> TASK STATEMENT
Leave out the images; return the rest of the data exactly.

> Saved data entries
<<<<
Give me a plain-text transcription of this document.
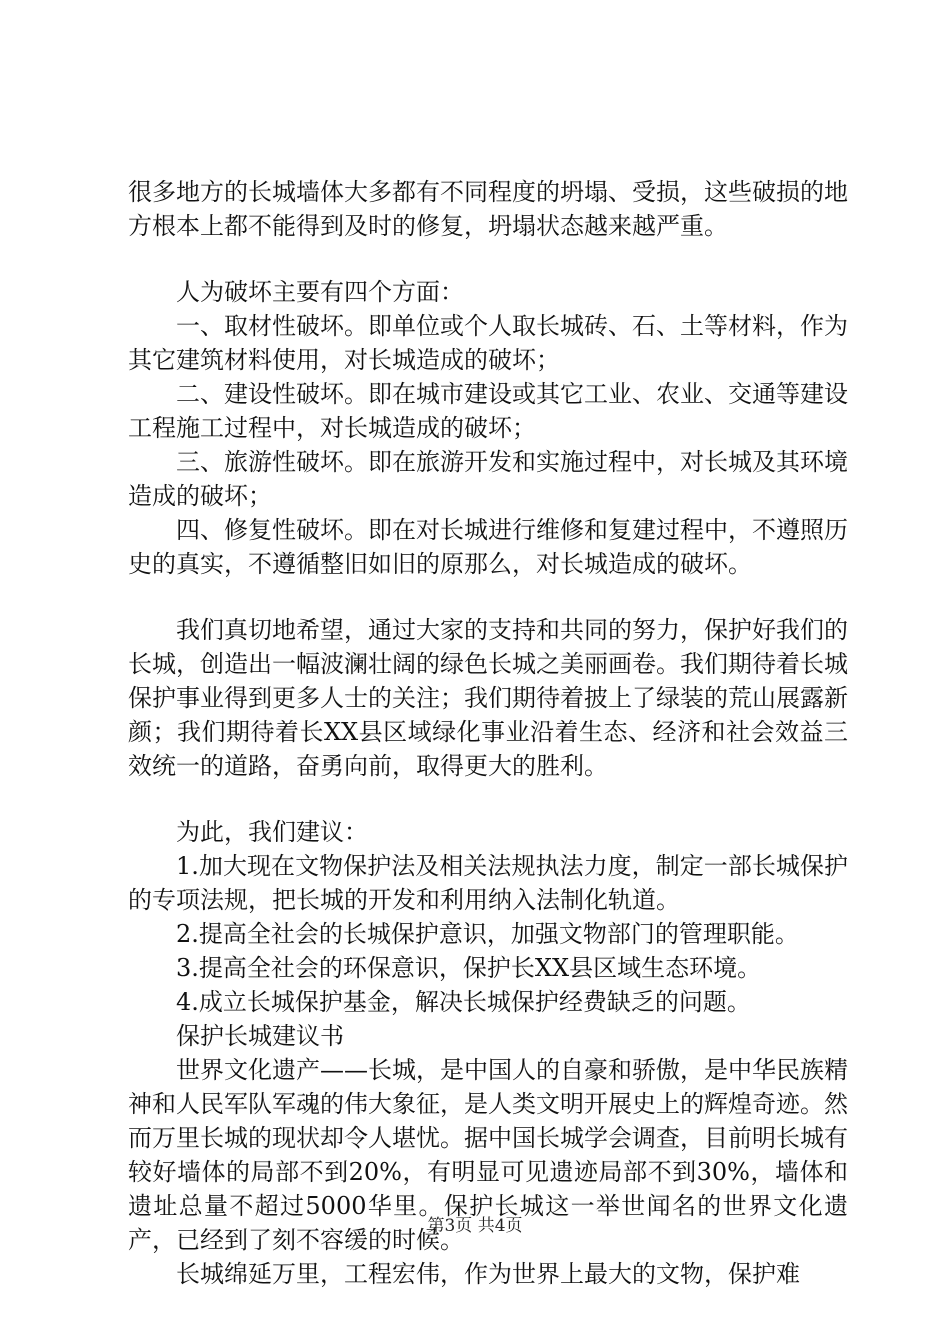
很多地方的长城墙体大多都有不同程度的坍塌、受损，这些破损的地方根本上都不能得到及时的修复，坍塌状态越来越严重。

人为破坏主要有四个方面：

一、取材性破坏。即单位或个人取长城砖、石、土等材料，作为其它建筑材料使用，对长城造成的破坏；

二、建设性破坏。即在城市建设或其它工业、农业、交通等建设工程施工过程中，对长城造成的破坏；

三、旅游性破坏。即在旅游开发和实施过程中，对长城及其环境造成的破坏；

四、修复性破坏。即在对长城进行维修和复建过程中，不遵照历史的真实，不遵循整旧如旧的原那么，对长城造成的破坏。

我们真切地希望，通过大家的支持和共同的努力，保护好我们的长城，创造出一幅波澜壮阔的绿色长城之美丽画卷。我们期待着长城保护事业得到更多人士的关注；我们期待着披上了绿装的荒山展露新颜；我们期待着长XX县区域绿化事业沿着生态、经济和社会效益三效统一的道路，奋勇向前，取得更大的胜利。

为此，我们建议：

1.加大现在文物保护法及相关法规执法力度，制定一部长城保护的专项法规，把长城的开发和利用纳入法制化轨道。

2.提高全社会的长城保护意识，加强文物部门的管理职能。

3.提高全社会的环保意识，保护长XX县区域生态环境。

4.成立长城保护基金，解决长城保护经费缺乏的问题。

保护长城建议书

世界文化遗产——长城，是中国人的自豪和骄傲，是中华民族精神和人民军队军魂的伟大象征，是人类文明开展史上的辉煌奇迹。然而万里长城的现状却令人堪忧。据中国长城学会调查，目前明长城有较好墙体的局部不到20%，有明显可见遗迹局部不到30%，墙体和遗址总量不超过5000华里。保护长城这一举世闻名的世界文化遗产，已经到了刻不容缓的时候。

长城绵延万里，工程宏伟，作为世界上最大的文物，保护难

第3页 共4页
>>>>
> WRITTEN REPLY
Give me a plain-text transcription of this document.
很多地方的长城墙体大多都有不同程度的坍塌、受损，这些破损的地方根本上都不能得到及时的修复，坍塌状态越来越严重。

人为破坏主要有四个方面：

一、取材性破坏。即单位或个人取长城砖、石、土等材料，作为其它建筑材料使用，对长城造成的破坏；

二、建设性破坏。即在城市建设或其它工业、农业、交通等建设工程施工过程中，对长城造成的破坏；

三、旅游性破坏。即在旅游开发和实施过程中，对长城及其环境造成的破坏；

四、修复性破坏。即在对长城进行维修和复建过程中，不遵照历史的真实，不遵循整旧如旧的原那么，对长城造成的破坏。

我们真切地希望，通过大家的支持和共同的努力，保护好我们的长城，创造出一幅波澜壮阔的绿色长城之美丽画卷。我们期待着长城保护事业得到更多人士的关注；我们期待着披上了绿装的荒山展露新颜；我们期待着长XX县区域绿化事业沿着生态、经济和社会效益三效统一的道路，奋勇向前，取得更大的胜利。

为此，我们建议：

1.加大现在文物保护法及相关法规执法力度，制定一部长城保护的专项法规，把长城的开发和利用纳入法制化轨道。

2.提高全社会的长城保护意识，加强文物部门的管理职能。

3.提高全社会的环保意识，保护长XX县区域生态环境。

4.成立长城保护基金，解决长城保护经费缺乏的问题。

保护长城建议书

世界文化遗产——长城，是中国人的自豪和骄傲，是中华民族精神和人民军队军魂的伟大象征，是人类文明开展史上的辉煌奇迹。然而万里长城的现状却令人堪忧。据中国长城学会调查，目前明长城有较好墙体的局部不到20%，有明显可见遗迹局部不到30%，墙体和遗址总量不超过5000华里。保护长城这一举世闻名的世界文化遗产，已经到了刻不容缓的时候。

长城绵延万里，工程宏伟，作为世界上最大的文物，保护难

第3页 共4页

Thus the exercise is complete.